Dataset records
────────────────────

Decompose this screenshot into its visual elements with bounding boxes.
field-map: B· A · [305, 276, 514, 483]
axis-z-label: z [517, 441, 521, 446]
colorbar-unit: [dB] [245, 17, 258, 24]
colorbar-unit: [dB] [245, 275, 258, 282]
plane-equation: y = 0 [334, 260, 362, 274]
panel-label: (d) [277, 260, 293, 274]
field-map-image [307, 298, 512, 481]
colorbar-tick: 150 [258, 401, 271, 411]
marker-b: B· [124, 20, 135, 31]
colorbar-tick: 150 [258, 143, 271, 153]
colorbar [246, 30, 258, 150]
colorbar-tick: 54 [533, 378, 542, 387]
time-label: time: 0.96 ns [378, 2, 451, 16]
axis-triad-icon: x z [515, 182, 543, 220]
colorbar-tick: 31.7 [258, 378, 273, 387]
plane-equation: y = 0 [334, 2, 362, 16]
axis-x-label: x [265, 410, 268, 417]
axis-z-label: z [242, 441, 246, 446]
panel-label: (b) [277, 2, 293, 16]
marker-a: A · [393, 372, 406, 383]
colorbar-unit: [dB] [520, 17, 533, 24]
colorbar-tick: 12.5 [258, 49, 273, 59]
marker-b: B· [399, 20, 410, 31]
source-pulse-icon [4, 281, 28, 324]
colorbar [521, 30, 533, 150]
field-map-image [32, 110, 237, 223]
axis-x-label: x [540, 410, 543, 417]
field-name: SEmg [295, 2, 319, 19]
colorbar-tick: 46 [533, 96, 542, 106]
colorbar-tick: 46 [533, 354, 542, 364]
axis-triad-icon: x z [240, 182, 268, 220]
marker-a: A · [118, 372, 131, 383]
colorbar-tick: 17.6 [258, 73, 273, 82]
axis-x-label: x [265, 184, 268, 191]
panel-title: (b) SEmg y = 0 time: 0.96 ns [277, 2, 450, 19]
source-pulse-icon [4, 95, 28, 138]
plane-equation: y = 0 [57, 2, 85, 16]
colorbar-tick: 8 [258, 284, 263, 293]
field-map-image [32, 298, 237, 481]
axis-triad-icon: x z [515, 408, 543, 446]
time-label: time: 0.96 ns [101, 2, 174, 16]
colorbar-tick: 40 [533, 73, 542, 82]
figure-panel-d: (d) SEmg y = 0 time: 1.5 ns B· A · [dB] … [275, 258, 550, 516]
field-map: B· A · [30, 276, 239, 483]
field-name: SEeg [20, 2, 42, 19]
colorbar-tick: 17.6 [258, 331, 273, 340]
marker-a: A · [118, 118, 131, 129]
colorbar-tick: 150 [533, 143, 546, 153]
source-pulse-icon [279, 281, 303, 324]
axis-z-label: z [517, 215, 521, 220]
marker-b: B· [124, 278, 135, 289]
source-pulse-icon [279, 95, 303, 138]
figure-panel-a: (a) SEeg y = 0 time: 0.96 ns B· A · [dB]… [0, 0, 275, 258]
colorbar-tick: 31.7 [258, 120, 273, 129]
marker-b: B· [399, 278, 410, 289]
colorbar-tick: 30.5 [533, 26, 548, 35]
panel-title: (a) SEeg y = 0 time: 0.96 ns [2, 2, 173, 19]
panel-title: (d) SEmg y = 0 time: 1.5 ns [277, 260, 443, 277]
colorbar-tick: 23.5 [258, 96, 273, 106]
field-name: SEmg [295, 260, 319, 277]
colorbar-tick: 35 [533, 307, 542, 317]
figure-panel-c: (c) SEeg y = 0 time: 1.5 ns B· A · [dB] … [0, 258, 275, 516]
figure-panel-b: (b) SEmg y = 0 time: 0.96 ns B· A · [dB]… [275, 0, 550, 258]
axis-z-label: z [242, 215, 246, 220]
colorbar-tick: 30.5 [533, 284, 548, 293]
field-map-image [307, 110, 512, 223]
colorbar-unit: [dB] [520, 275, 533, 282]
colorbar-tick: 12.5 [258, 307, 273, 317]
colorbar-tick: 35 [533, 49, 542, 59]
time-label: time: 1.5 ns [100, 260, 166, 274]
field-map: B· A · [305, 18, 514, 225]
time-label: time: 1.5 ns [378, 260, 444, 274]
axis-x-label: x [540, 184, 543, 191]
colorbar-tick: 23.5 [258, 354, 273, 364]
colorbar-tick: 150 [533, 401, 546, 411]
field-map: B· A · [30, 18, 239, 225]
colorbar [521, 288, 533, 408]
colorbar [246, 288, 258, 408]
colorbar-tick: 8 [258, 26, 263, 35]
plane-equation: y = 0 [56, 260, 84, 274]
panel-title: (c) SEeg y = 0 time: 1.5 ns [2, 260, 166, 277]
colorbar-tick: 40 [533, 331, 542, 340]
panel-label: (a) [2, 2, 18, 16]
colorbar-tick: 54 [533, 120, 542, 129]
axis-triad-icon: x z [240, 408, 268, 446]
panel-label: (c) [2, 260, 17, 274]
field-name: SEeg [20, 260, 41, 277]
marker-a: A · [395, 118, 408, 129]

────────────────────

*The problem*. Reproduce the whole listing above line for line, without changing anything.

*Solution to this task*.
Decompose this screenshot into its visual elements with bounding boxes.
field-map: B· A · [305, 276, 514, 483]
axis-z-label: z [517, 441, 521, 446]
colorbar-unit: [dB] [245, 17, 258, 24]
colorbar-unit: [dB] [245, 275, 258, 282]
plane-equation: y = 0 [334, 260, 362, 274]
panel-label: (d) [277, 260, 293, 274]
field-map-image [307, 298, 512, 481]
colorbar-tick: 150 [258, 401, 271, 411]
marker-b: B· [124, 20, 135, 31]
colorbar-tick: 150 [258, 143, 271, 153]
colorbar [246, 30, 258, 150]
colorbar-tick: 54 [533, 378, 542, 387]
time-label: time: 0.96 ns [378, 2, 451, 16]
axis-triad-icon: x z [515, 182, 543, 220]
colorbar-tick: 31.7 [258, 378, 273, 387]
plane-equation: y = 0 [334, 2, 362, 16]
axis-x-label: x [265, 410, 268, 417]
axis-z-label: z [242, 441, 246, 446]
panel-label: (b) [277, 2, 293, 16]
marker-a: A · [393, 372, 406, 383]
colorbar-unit: [dB] [520, 17, 533, 24]
colorbar-tick: 12.5 [258, 49, 273, 59]
marker-b: B· [399, 20, 410, 31]
source-pulse-icon [4, 281, 28, 324]
colorbar [521, 30, 533, 150]
field-map-image [32, 110, 237, 223]
axis-x-label: x [540, 410, 543, 417]
field-name: SEmg [295, 2, 319, 19]
colorbar-tick: 46 [533, 96, 542, 106]
colorbar-tick: 46 [533, 354, 542, 364]
axis-triad-icon: x z [240, 182, 268, 220]
marker-a: A · [118, 372, 131, 383]
colorbar-tick: 17.6 [258, 73, 273, 82]
axis-x-label: x [265, 184, 268, 191]
panel-title: (b) SEmg y = 0 time: 0.96 ns [277, 2, 450, 19]
source-pulse-icon [4, 95, 28, 138]
plane-equation: y = 0 [57, 2, 85, 16]
colorbar-tick: 8 [258, 284, 263, 293]
field-map-image [32, 298, 237, 481]
axis-triad-icon: x z [515, 408, 543, 446]
time-label: time: 0.96 ns [101, 2, 174, 16]
colorbar-tick: 40 [533, 73, 542, 82]
figure-panel-d: (d) SEmg y = 0 time: 1.5 ns B· A · [dB] … [275, 258, 550, 516]
field-map: B· A · [30, 276, 239, 483]
field-name: SEeg [20, 2, 42, 19]
colorbar-tick: 17.6 [258, 331, 273, 340]
marker-a: A · [118, 118, 131, 129]
colorbar-tick: 150 [533, 143, 546, 153]
source-pulse-icon [279, 281, 303, 324]
axis-z-label: z [517, 215, 521, 220]
marker-b: B· [124, 278, 135, 289]
source-pulse-icon [279, 95, 303, 138]
figure-panel-a: (a) SEeg y = 0 time: 0.96 ns B· A · [dB]… [0, 0, 275, 258]
colorbar-tick: 31.7 [258, 120, 273, 129]
marker-b: B· [399, 278, 410, 289]
colorbar-tick: 30.5 [533, 26, 548, 35]
panel-title: (a) SEeg y = 0 time: 0.96 ns [2, 2, 173, 19]
panel-title: (d) SEmg y = 0 time: 1.5 ns [277, 260, 443, 277]
colorbar-tick: 23.5 [258, 96, 273, 106]
field-name: SEmg [295, 260, 319, 277]
colorbar-tick: 35 [533, 307, 542, 317]
figure-panel-c: (c) SEeg y = 0 time: 1.5 ns B· A · [dB] … [0, 258, 275, 516]
figure-panel-b: (b) SEmg y = 0 time: 0.96 ns B· A · [dB]… [275, 0, 550, 258]
axis-z-label: z [242, 215, 246, 220]
colorbar-tick: 30.5 [533, 284, 548, 293]
field-map-image [307, 110, 512, 223]
colorbar-unit: [dB] [520, 275, 533, 282]
colorbar-tick: 12.5 [258, 307, 273, 317]
colorbar-tick: 35 [533, 49, 542, 59]
time-label: time: 1.5 ns [100, 260, 166, 274]
field-map: B· A · [305, 18, 514, 225]
time-label: time: 1.5 ns [378, 260, 444, 274]
axis-x-label: x [540, 184, 543, 191]
colorbar-tick: 23.5 [258, 354, 273, 364]
colorbar-tick: 150 [533, 401, 546, 411]
field-map: B· A · [30, 18, 239, 225]
colorbar [521, 288, 533, 408]
colorbar [246, 288, 258, 408]
colorbar-tick: 8 [258, 26, 263, 35]
plane-equation: y = 0 [56, 260, 84, 274]
panel-title: (c) SEeg y = 0 time: 1.5 ns [2, 260, 166, 277]
colorbar-tick: 40 [533, 331, 542, 340]
panel-label: (a) [2, 2, 18, 16]
colorbar-tick: 54 [533, 120, 542, 129]
axis-triad-icon: x z [240, 408, 268, 446]
panel-label: (c) [2, 260, 17, 274]
field-name: SEeg [20, 260, 41, 277]
marker-a: A · [395, 118, 408, 129]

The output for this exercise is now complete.